-- Begin Entries supplied --

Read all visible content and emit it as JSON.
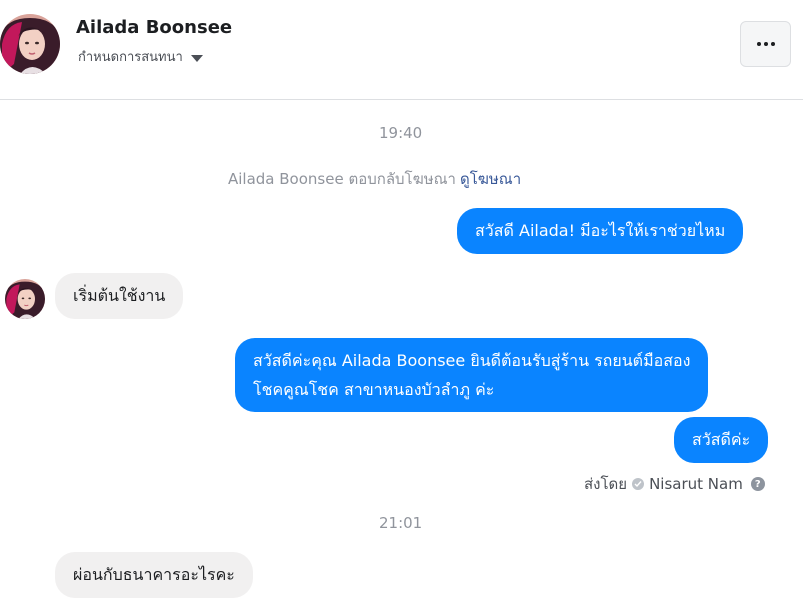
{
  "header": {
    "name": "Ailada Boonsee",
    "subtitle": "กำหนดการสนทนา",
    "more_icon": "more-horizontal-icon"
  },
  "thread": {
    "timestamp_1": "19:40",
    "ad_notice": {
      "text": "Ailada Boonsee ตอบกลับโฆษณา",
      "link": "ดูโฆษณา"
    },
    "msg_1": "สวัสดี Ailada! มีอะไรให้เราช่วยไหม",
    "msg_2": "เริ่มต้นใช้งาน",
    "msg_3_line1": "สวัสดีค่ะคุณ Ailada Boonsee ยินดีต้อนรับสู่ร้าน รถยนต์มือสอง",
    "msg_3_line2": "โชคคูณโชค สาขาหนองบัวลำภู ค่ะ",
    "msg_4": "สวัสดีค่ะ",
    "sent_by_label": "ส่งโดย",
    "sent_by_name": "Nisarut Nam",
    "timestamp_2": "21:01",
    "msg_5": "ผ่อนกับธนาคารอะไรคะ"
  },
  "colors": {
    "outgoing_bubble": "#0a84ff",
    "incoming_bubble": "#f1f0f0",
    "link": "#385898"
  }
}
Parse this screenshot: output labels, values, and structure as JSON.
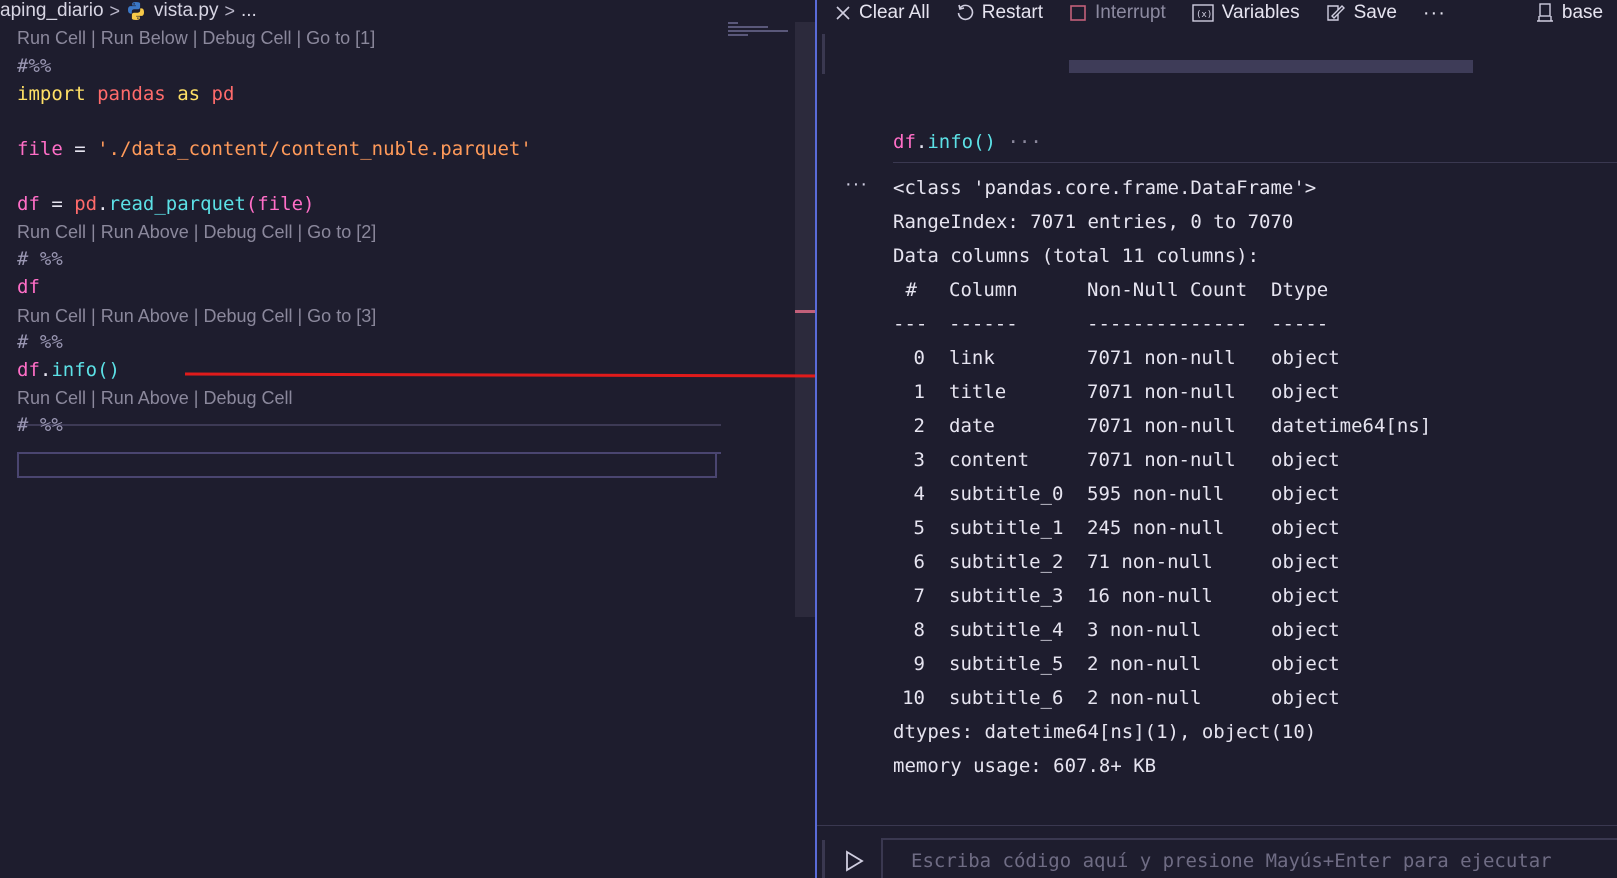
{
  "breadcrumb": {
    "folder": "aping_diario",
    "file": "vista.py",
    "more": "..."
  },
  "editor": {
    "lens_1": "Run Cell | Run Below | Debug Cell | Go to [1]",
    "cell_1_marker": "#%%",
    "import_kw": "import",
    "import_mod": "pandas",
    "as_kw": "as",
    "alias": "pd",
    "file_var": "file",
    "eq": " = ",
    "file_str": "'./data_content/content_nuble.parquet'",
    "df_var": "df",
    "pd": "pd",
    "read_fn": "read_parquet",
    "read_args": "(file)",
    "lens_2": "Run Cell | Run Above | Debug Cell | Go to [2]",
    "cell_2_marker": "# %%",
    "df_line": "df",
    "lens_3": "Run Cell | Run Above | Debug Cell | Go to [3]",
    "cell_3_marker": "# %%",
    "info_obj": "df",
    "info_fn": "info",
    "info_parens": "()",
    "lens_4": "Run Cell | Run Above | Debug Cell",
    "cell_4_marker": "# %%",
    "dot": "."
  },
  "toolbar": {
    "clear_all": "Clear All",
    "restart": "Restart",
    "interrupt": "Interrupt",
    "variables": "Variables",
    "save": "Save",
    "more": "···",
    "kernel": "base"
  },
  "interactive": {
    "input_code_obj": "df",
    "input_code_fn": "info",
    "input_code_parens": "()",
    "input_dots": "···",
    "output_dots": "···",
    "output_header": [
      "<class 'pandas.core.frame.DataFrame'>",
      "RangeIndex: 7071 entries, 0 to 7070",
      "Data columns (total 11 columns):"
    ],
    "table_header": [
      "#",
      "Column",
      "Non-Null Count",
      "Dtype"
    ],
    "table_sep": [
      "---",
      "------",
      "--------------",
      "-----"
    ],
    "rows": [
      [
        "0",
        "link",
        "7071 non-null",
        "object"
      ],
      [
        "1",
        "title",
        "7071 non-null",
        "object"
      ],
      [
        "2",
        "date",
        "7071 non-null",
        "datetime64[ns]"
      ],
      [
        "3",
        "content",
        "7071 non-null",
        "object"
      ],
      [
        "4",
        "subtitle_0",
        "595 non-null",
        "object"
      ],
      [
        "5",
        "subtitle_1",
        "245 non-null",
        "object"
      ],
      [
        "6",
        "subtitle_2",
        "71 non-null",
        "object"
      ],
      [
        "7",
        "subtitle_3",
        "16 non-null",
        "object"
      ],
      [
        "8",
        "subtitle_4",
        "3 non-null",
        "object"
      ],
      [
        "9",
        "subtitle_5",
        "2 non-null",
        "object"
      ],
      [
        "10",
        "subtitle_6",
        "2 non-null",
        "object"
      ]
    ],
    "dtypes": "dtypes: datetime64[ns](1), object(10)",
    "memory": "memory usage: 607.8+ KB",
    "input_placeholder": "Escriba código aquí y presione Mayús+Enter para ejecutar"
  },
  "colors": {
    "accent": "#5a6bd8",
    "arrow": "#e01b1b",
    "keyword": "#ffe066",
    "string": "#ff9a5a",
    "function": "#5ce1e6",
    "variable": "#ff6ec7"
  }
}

-- End Entries supplied --
-- Begin Entries supplied --

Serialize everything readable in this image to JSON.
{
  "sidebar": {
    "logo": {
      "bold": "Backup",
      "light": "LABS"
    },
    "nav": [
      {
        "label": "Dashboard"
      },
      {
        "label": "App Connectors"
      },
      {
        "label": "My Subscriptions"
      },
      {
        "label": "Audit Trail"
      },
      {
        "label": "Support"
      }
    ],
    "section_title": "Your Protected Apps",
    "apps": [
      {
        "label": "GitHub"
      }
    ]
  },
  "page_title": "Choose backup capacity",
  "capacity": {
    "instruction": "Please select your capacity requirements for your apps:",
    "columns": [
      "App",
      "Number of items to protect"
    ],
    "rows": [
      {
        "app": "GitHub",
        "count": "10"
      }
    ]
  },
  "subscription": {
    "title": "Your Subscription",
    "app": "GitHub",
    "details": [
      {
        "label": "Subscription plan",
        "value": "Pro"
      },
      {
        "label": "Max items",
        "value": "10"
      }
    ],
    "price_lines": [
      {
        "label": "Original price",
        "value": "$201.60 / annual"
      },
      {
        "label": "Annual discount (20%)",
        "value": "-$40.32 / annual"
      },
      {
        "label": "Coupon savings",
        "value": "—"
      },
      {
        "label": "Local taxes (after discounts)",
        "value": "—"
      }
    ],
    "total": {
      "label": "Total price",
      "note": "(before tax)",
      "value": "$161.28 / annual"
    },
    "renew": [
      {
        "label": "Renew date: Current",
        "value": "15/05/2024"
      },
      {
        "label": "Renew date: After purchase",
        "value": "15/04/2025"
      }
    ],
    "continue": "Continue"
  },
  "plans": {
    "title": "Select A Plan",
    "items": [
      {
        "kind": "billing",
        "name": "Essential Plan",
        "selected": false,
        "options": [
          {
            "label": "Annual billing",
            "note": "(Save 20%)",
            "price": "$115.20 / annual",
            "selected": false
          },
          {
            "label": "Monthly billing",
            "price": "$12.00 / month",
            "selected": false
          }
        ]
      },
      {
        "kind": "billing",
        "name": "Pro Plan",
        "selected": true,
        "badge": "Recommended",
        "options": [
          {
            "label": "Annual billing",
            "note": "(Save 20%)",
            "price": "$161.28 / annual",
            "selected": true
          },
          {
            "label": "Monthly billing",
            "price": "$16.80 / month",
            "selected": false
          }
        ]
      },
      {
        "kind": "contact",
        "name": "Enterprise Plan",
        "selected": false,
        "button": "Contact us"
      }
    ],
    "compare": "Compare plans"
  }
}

-- End Entries supplied --
-- Begin Entries supplied --

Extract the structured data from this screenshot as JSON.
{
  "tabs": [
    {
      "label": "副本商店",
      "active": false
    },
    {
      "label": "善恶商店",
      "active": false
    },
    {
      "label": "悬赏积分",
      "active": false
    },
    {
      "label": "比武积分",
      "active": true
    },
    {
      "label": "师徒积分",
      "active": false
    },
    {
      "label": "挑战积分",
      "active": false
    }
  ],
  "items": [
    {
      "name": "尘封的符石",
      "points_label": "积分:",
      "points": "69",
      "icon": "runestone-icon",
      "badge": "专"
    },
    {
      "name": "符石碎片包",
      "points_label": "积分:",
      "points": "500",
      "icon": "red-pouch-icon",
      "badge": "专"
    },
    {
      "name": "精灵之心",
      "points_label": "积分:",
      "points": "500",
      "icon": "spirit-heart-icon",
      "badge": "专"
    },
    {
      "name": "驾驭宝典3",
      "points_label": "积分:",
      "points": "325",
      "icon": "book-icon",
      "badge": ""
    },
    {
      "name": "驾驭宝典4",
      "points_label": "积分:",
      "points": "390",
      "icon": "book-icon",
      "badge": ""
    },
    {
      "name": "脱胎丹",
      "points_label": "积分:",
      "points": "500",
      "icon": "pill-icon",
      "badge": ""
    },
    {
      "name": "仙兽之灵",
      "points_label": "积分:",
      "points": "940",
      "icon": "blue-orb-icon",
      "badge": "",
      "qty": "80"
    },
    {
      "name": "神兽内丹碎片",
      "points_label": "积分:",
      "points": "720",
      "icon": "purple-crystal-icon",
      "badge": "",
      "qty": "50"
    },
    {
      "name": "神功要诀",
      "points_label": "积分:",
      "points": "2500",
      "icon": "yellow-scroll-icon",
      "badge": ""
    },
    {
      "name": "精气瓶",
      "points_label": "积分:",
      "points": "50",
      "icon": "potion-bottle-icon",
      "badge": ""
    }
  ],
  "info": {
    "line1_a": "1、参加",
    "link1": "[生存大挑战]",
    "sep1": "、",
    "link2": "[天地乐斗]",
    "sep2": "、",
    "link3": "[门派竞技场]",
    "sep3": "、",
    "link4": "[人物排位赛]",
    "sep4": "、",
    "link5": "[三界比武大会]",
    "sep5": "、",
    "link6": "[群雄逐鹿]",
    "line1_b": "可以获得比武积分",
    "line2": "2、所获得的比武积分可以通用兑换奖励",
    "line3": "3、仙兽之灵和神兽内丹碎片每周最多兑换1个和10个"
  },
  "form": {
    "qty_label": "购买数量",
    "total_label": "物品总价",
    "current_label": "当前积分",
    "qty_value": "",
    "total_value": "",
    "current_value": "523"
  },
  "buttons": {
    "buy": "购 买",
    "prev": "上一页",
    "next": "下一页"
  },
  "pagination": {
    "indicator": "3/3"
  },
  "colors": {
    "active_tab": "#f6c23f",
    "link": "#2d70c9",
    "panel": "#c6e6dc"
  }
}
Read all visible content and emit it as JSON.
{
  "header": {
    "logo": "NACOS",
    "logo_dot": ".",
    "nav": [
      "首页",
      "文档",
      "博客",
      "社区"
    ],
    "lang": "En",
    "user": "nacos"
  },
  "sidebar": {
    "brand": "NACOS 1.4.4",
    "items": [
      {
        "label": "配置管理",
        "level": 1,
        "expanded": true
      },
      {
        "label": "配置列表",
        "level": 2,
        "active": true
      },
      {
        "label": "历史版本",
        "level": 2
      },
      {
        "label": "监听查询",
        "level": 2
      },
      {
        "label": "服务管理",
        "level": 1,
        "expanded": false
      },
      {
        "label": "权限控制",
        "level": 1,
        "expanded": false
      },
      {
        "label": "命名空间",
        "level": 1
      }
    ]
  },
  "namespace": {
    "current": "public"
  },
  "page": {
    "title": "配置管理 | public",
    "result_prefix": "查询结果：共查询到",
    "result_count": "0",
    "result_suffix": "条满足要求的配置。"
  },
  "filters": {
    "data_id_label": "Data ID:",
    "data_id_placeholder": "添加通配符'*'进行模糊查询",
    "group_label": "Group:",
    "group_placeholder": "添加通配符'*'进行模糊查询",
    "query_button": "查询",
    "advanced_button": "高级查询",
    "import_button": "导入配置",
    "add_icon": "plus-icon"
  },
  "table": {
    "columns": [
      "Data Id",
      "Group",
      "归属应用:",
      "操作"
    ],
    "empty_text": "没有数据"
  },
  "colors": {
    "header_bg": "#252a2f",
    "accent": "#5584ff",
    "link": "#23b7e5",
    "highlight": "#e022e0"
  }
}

-- End Entries supplied --

• _What this task involves_:
Pull every line containing the word "JSON" out of the entries above.

• _Correct result_:
Read all visible content and emit it as JSON.
Parse this screenshot: output labels, values, and structure as JSON.
Serialize everything readable in this image to JSON.
Extract the structured data from this screenshot as JSON.
Read all visible content and emit it as JSON.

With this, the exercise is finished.